Written instruction: Reproduce the records verbatim, beginning at the first line and ending at the line that contains "400, 376, 432]", with both of those lines included.

Data to use:

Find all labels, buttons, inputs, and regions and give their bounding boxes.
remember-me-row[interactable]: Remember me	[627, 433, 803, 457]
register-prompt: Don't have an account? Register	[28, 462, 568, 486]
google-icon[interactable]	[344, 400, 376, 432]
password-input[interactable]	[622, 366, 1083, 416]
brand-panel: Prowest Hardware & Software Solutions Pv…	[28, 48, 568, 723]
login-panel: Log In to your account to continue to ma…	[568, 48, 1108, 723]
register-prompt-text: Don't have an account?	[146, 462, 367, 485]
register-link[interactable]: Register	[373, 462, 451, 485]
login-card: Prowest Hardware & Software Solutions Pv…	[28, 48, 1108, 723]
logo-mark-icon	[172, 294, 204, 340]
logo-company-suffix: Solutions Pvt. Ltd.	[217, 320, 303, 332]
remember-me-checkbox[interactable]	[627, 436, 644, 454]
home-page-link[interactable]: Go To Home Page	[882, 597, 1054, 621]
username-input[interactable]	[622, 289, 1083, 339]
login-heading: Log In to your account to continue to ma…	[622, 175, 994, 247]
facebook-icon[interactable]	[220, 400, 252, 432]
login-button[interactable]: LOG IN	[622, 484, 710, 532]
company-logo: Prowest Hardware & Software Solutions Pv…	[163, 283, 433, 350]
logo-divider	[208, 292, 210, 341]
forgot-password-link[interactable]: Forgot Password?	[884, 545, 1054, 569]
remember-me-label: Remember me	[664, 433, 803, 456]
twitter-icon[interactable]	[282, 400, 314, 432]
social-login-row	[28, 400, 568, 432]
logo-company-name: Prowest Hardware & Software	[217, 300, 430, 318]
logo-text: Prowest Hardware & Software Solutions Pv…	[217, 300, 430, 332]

Completed task:
Find all labels, buttons, inputs, and regions and give their bounding boxes.
remember-me-row[interactable]: Remember me	[627, 433, 803, 457]
register-prompt: Don't have an account? Register	[28, 462, 568, 486]
google-icon[interactable]	[344, 400, 376, 432]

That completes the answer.